_Work instructions_.
Tally the lines that include "files". Output the number only.

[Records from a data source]

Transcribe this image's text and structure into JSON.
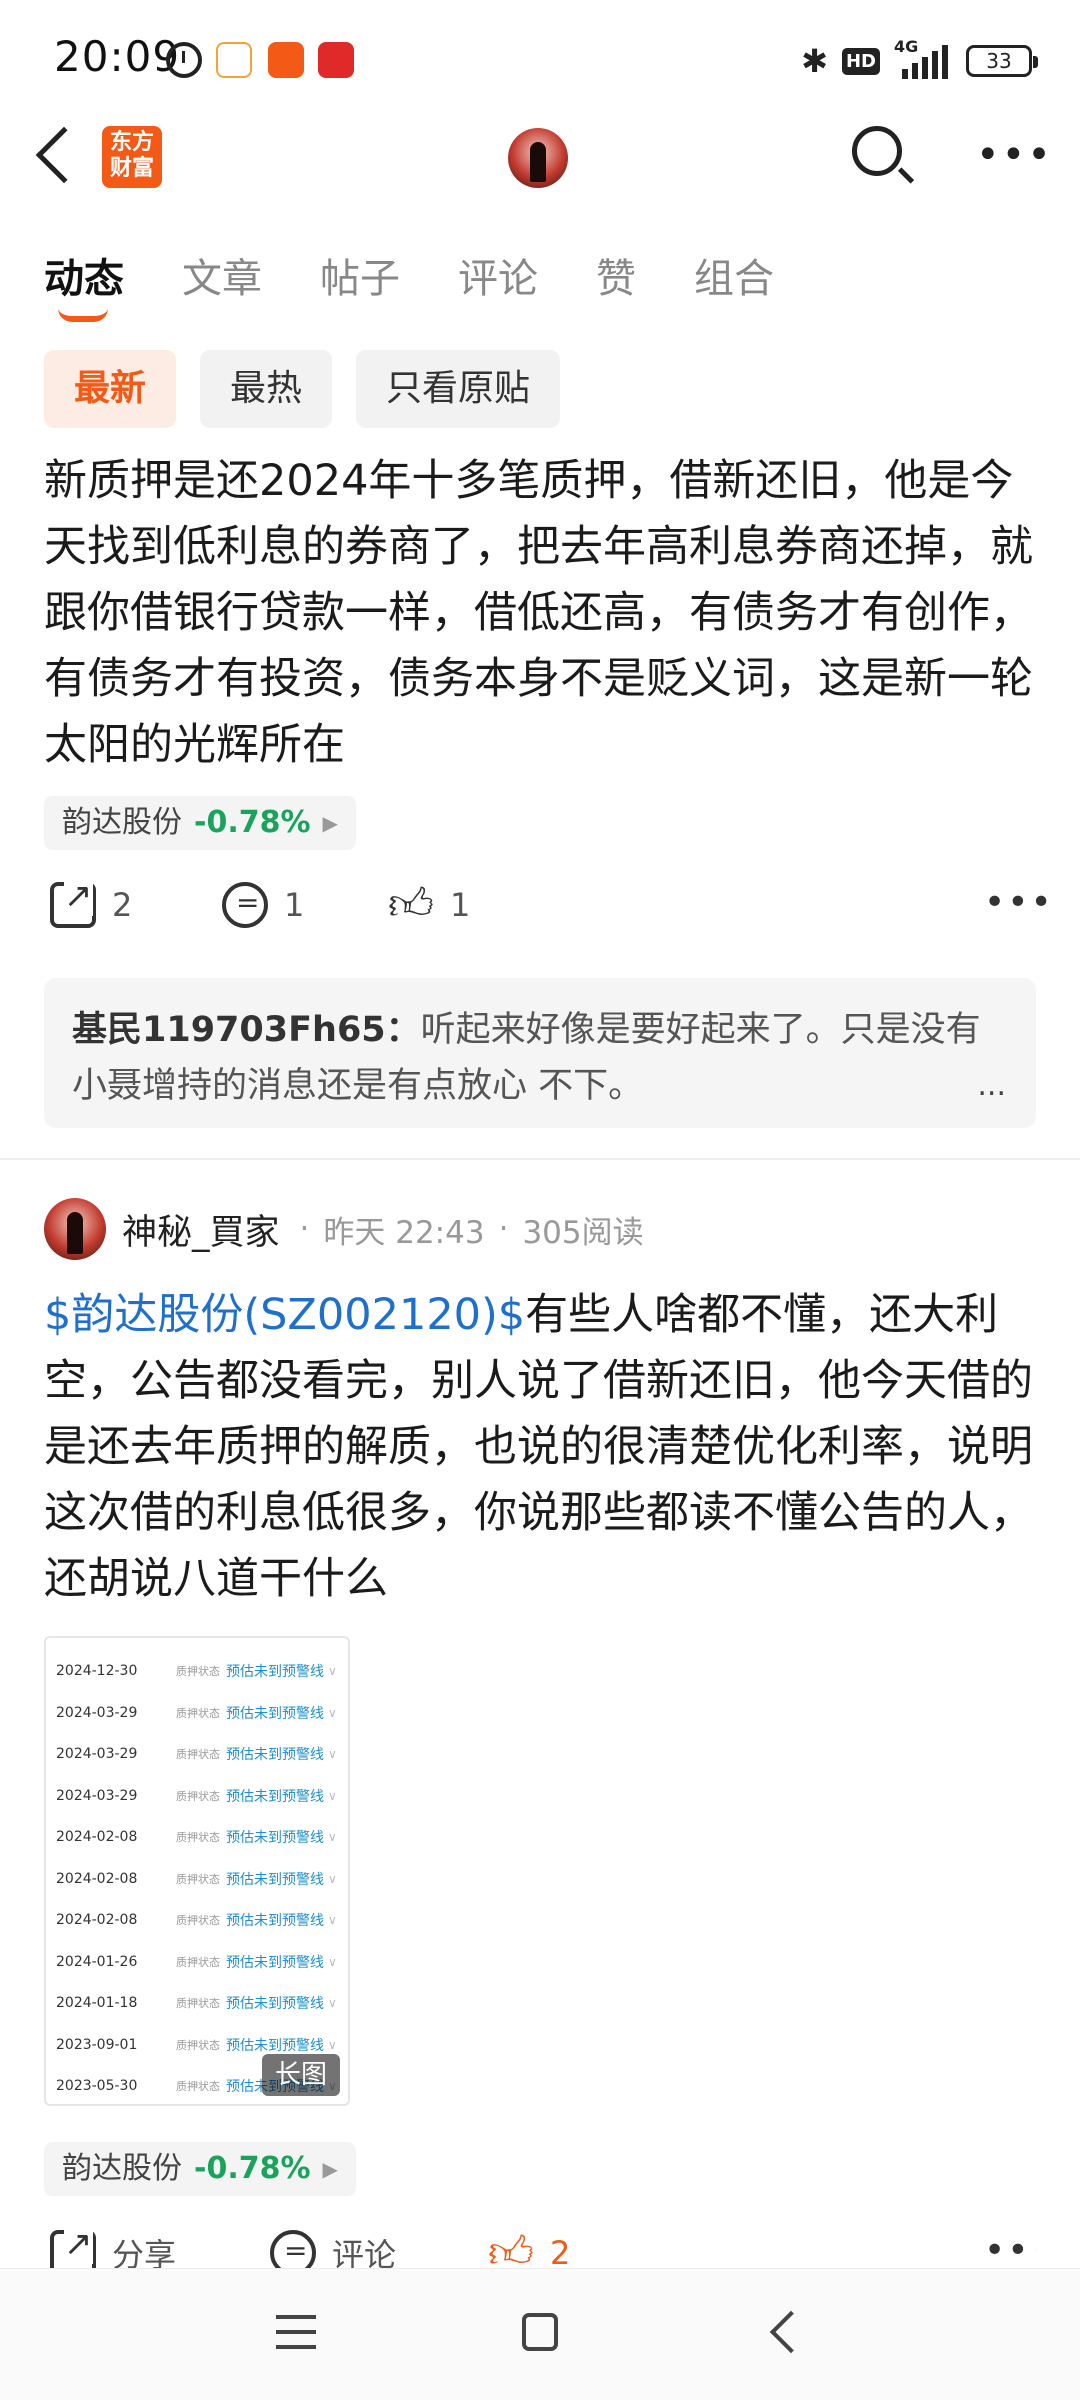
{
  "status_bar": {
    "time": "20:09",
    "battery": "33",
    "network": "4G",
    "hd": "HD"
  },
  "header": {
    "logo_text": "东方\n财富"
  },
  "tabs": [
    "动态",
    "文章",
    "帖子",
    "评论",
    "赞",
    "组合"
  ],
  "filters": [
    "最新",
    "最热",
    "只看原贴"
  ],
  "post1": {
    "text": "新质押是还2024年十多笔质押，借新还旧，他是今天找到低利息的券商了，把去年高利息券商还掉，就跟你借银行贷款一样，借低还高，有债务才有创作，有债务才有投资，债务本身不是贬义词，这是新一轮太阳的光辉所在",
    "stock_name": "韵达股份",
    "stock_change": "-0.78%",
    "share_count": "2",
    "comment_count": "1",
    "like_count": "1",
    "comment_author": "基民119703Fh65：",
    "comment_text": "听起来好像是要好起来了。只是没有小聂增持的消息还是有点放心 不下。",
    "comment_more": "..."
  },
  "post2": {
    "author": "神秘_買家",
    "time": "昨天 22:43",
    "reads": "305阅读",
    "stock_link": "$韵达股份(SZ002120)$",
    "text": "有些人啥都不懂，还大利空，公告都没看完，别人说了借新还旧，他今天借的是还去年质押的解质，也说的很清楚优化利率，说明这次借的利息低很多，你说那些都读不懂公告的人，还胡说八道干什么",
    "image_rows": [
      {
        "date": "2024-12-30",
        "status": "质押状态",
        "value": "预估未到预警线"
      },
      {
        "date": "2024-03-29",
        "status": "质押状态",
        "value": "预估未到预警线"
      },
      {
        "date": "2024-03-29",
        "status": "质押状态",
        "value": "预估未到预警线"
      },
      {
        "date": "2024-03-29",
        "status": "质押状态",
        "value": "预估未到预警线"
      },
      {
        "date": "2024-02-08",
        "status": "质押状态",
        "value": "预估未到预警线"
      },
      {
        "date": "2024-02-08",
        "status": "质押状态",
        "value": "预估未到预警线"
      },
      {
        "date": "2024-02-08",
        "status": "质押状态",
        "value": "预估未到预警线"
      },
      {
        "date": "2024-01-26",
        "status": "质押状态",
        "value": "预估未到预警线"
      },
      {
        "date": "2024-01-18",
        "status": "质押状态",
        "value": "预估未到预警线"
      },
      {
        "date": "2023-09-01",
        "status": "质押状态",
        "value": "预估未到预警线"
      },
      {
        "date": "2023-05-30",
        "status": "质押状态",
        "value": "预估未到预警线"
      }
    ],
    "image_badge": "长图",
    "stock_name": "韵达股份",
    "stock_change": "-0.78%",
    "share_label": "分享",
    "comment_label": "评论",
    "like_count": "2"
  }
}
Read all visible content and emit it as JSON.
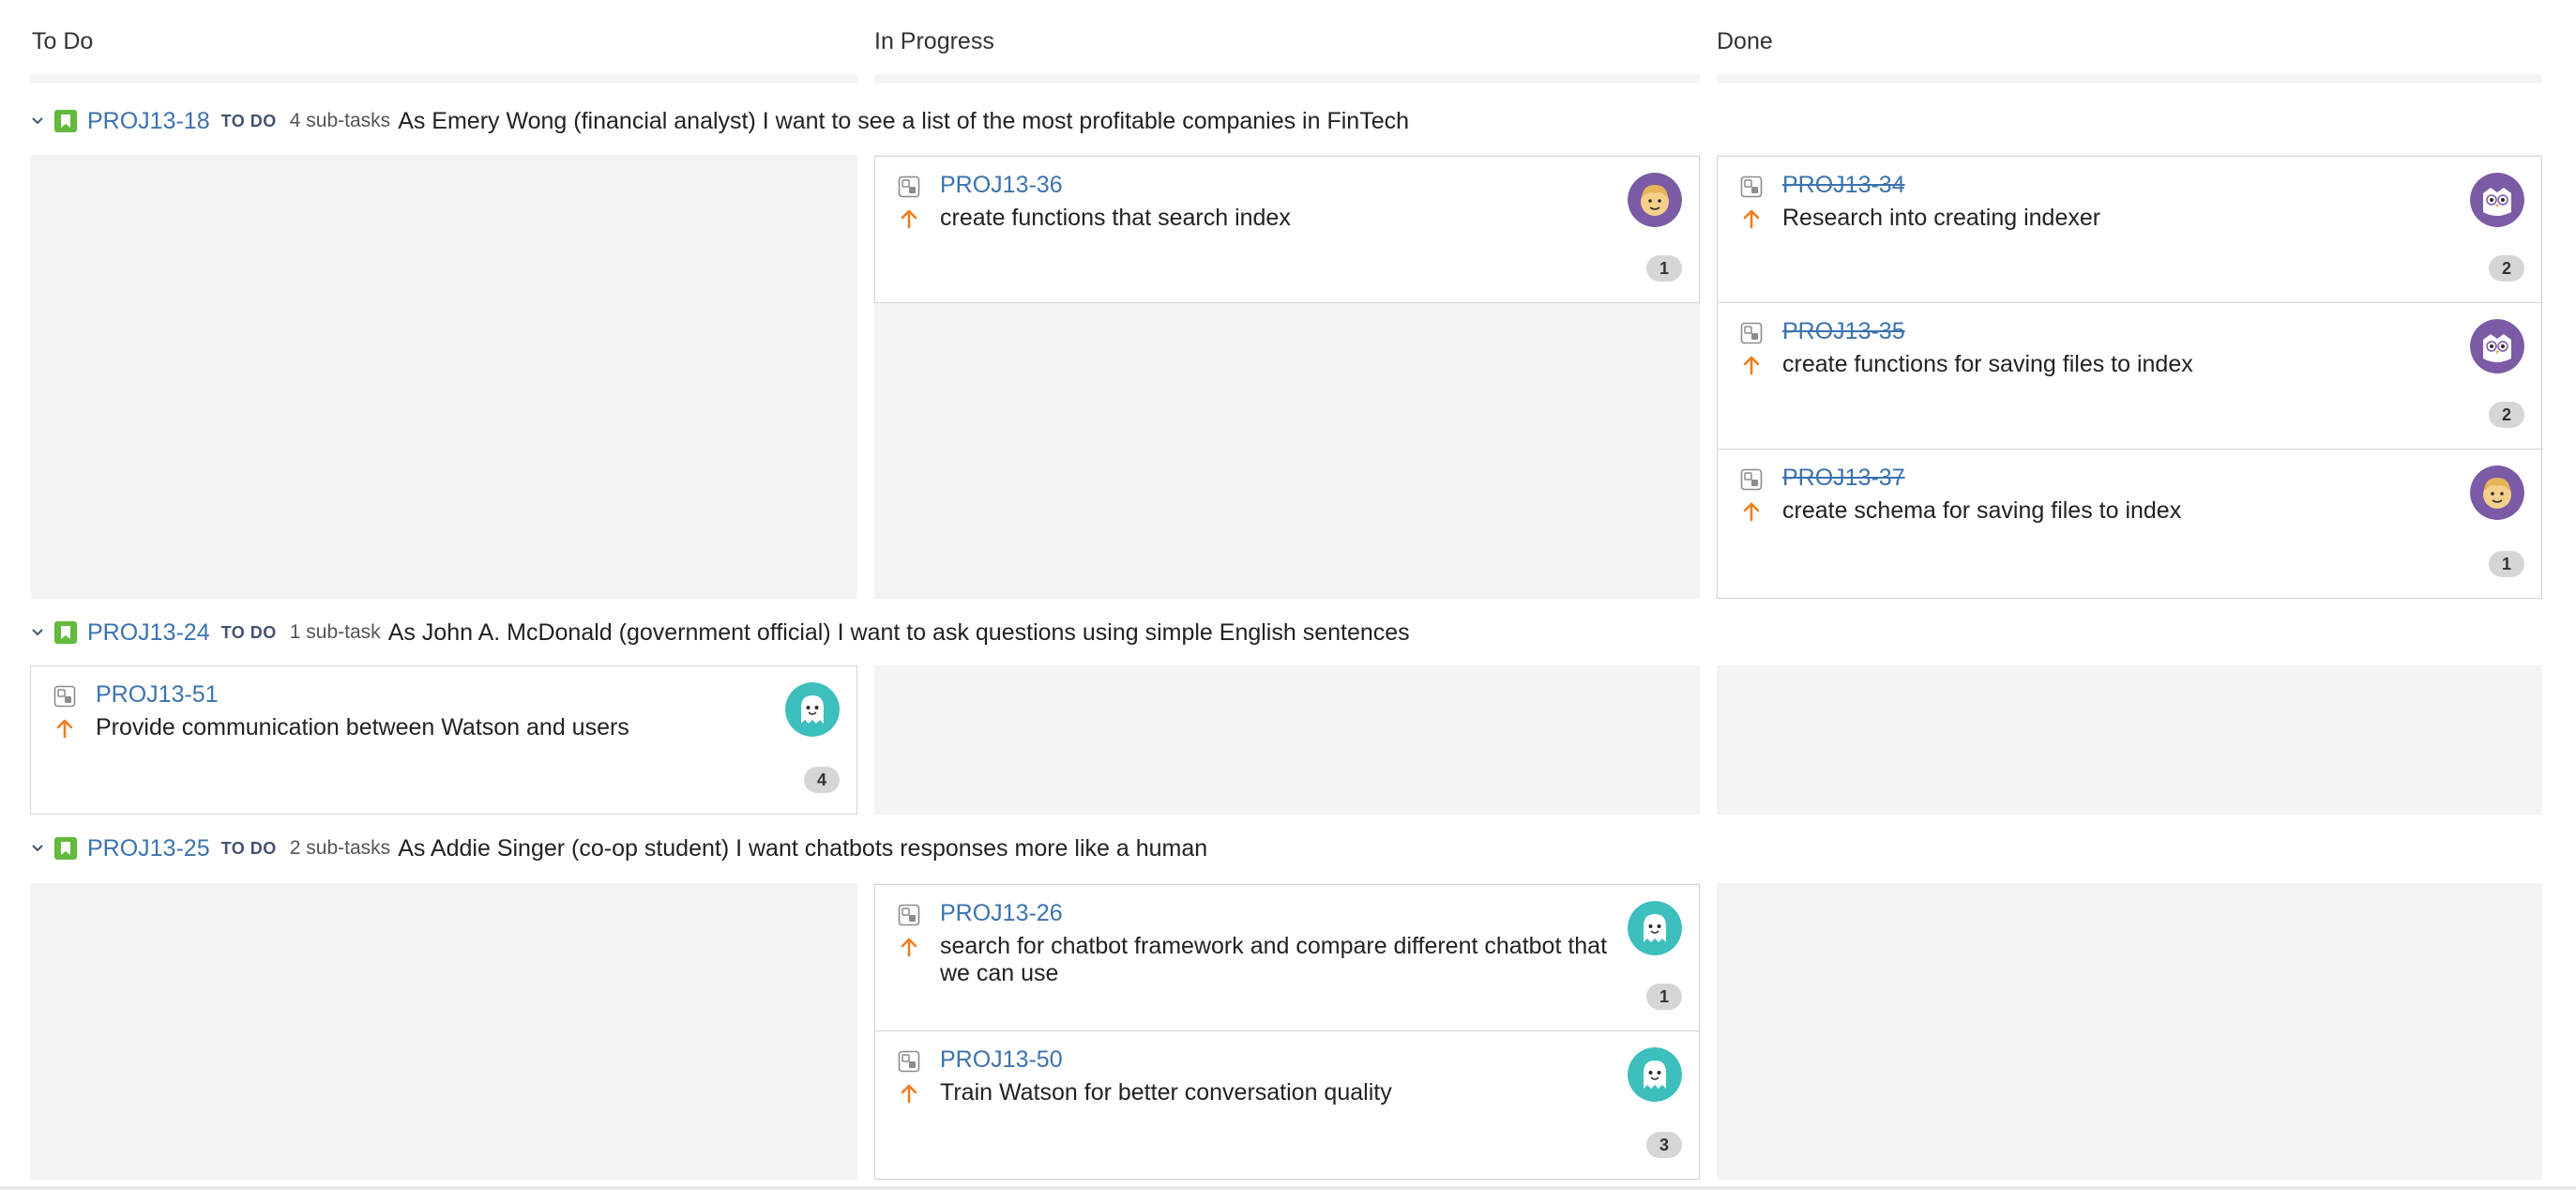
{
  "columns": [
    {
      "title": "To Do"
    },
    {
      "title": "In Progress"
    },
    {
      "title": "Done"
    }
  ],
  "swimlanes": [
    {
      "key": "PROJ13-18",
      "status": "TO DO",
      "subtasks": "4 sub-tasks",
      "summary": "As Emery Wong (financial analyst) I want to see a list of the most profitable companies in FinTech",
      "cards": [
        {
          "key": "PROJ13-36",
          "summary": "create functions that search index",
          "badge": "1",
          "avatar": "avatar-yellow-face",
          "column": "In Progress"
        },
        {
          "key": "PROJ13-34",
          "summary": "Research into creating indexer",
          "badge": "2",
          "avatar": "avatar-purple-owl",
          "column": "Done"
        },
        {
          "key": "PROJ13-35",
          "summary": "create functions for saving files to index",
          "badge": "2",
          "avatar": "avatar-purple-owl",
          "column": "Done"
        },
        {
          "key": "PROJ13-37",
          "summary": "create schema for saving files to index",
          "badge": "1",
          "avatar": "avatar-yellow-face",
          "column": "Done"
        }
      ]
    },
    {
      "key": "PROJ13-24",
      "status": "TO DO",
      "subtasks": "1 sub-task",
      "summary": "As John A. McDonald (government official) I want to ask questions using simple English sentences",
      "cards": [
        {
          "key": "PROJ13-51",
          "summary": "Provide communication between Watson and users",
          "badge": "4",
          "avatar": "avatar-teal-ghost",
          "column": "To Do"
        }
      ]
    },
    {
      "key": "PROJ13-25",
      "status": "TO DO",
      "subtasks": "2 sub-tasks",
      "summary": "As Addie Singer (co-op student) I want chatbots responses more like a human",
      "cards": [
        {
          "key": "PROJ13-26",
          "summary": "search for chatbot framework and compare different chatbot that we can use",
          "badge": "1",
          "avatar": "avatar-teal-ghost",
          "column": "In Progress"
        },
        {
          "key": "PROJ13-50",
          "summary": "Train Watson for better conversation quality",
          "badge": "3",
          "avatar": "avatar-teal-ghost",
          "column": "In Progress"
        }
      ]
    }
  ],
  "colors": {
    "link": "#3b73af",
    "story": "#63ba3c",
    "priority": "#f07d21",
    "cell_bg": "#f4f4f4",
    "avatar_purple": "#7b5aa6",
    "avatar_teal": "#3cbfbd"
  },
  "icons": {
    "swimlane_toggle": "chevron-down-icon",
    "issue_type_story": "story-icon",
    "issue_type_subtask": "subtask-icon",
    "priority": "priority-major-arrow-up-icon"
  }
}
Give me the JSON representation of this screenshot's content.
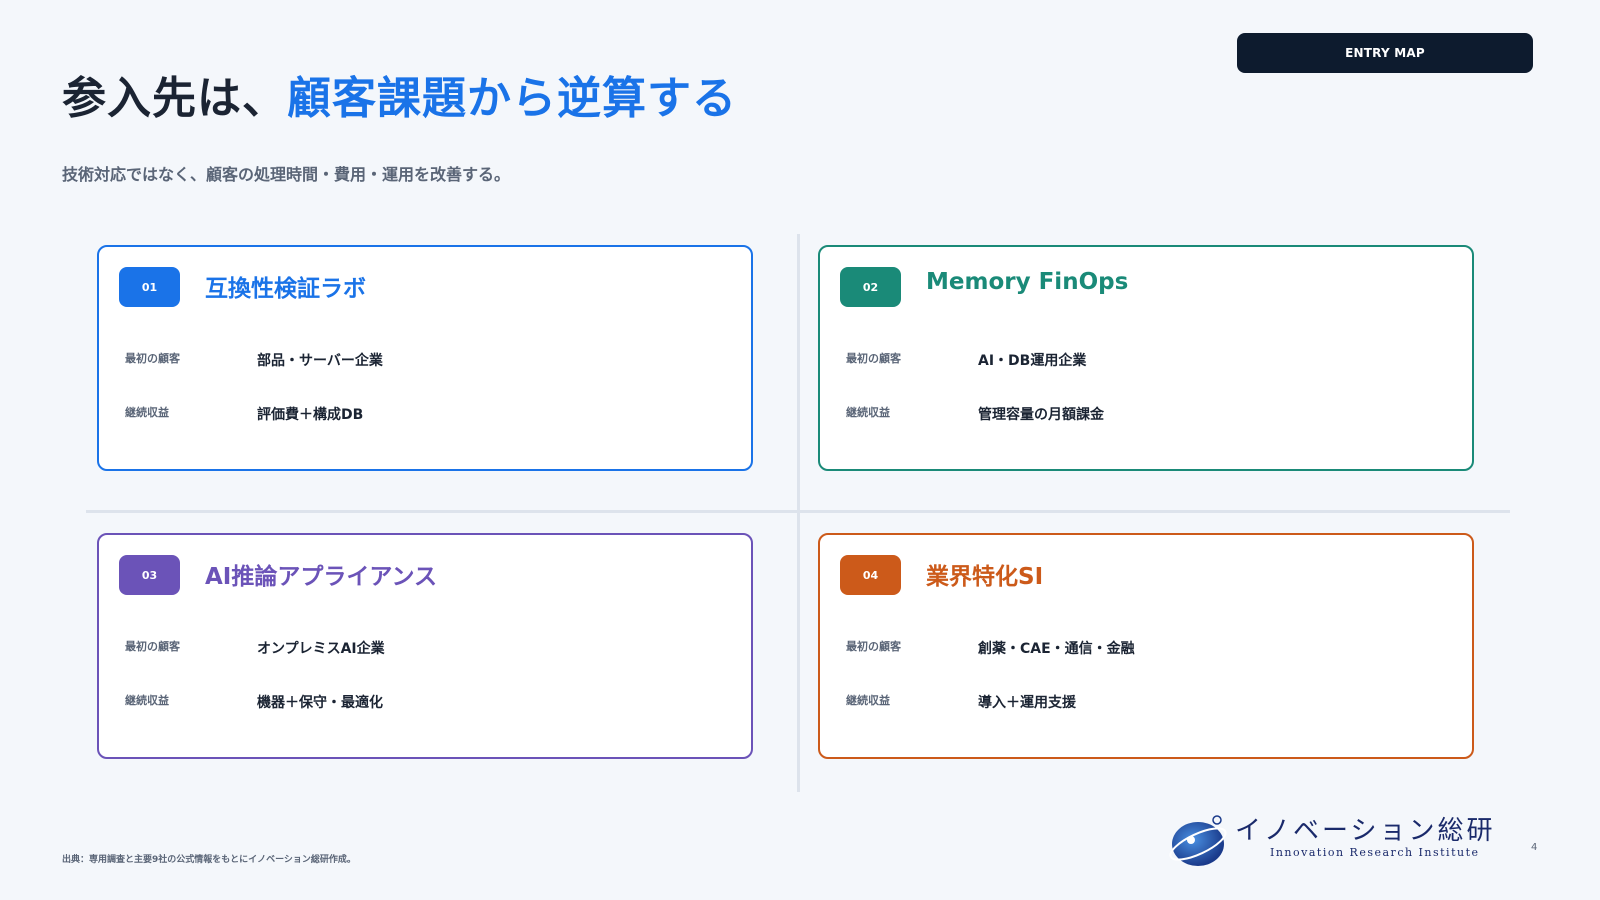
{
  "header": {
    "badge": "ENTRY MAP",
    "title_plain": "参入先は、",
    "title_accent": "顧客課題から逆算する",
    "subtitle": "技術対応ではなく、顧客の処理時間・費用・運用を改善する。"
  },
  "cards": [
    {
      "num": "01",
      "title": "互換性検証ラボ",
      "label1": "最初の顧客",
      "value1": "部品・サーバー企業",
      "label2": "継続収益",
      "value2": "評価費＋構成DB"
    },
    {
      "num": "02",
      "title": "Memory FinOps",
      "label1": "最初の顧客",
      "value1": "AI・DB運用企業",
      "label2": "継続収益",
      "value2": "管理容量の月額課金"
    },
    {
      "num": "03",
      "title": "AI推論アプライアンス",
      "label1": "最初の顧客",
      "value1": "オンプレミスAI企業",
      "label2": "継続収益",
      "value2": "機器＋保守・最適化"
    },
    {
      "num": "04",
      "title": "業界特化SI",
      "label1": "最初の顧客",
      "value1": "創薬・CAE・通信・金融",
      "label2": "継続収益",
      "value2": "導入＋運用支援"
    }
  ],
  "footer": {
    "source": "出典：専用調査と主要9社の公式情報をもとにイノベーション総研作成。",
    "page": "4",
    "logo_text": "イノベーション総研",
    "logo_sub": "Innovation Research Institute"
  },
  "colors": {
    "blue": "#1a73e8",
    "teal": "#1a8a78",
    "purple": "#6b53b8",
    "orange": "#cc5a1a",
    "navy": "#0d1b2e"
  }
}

_Exercise output_.
2